SHORT TASK ▸ Your copy of the material must match it exactly, except that pictures are dropped.

-- start RAW DATA --

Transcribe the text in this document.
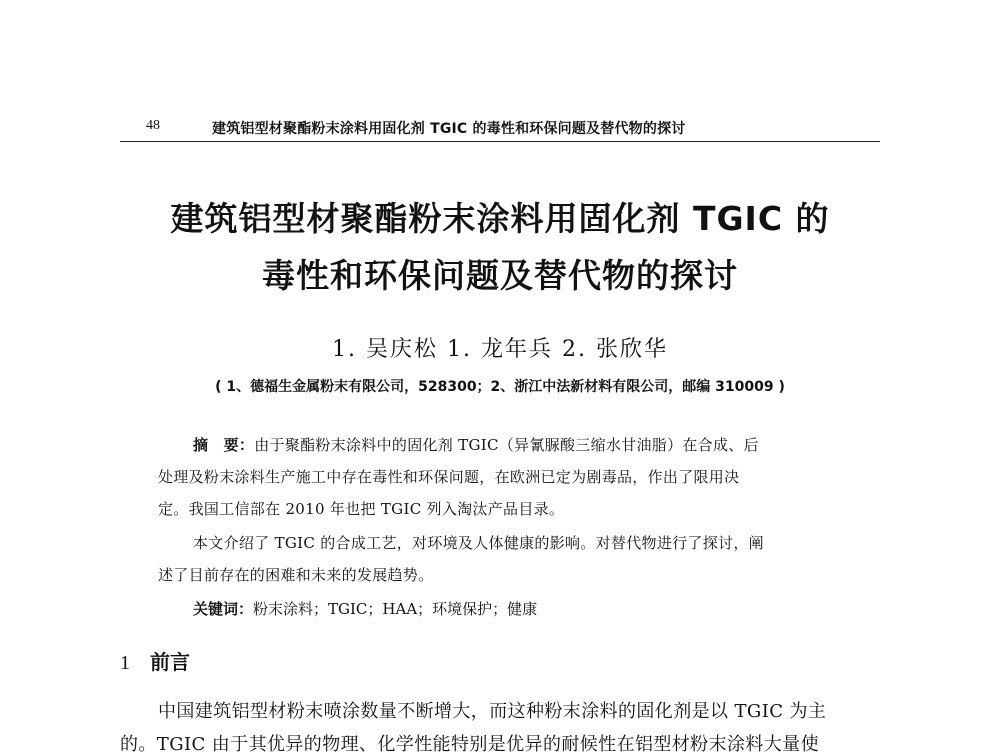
48	建筑铝型材聚酯粉末涂料用固化剂 TGIC 的毒性和环保问题及替代物的探讨
建筑铝型材聚酯粉末涂料用固化剂 TGIC 的
毒性和环保问题及替代物的探讨
1. 吴庆松 1. 龙年兵 2. 张欣华
( 1、德福生金属粉末有限公司，528300；2、浙江中法新材料有限公司，邮编 310009 )
摘　要：由于聚酯粉末涂料中的固化剂 TGIC（异氰脲酸三缩水甘油脂）在合成、后
处理及粉末涂料生产施工中存在毒性和环保问题，在欧洲已定为剧毒品，作出了限用决
定。我国工信部在 2010 年也把 TGIC 列入淘汰产品目录。
本文介绍了 TGIC 的合成工艺，对环境及人体健康的影响。对替代物进行了探讨，阐
述了目前存在的困难和未来的发展趋势。
关键词：粉末涂料；TGIC；HAA；环境保护；健康
1 前言
中国建筑铝型材粉末喷涂数量不断增大，而这种粉末涂料的固化剂是以 TGIC 为主
的。TGIC 由于其优异的物理、化学性能特别是优异的耐候性在铝型材粉末涂料大量使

-- end RAW DATA --

TASK ANSWER ▸
Transcribe the text in this document.
48	建筑铝型材聚酯粉末涂料用固化剂 TGIC 的毒性和环保问题及替代物的探讨
建筑铝型材聚酯粉末涂料用固化剂 TGIC 的
毒性和环保问题及替代物的探讨
1. 吴庆松 1. 龙年兵 2. 张欣华
( 1、德福生金属粉末有限公司，528300；2、浙江中法新材料有限公司，邮编 310009 )
摘　要：由于聚酯粉末涂料中的固化剂 TGIC（异氰脲酸三缩水甘油脂）在合成、后
处理及粉末涂料生产施工中存在毒性和环保问题，在欧洲已定为剧毒品，作出了限用决
定。我国工信部在 2010 年也把 TGIC 列入淘汰产品目录。
本文介绍了 TGIC 的合成工艺，对环境及人体健康的影响。对替代物进行了探讨，阐
述了目前存在的困难和未来的发展趋势。
关键词：粉末涂料；TGIC；HAA；环境保护；健康
1 前言
中国建筑铝型材粉末喷涂数量不断增大，而这种粉末涂料的固化剂是以 TGIC 为主
的。TGIC 由于其优异的物理、化学性能特别是优异的耐候性在铝型材粉末涂料大量使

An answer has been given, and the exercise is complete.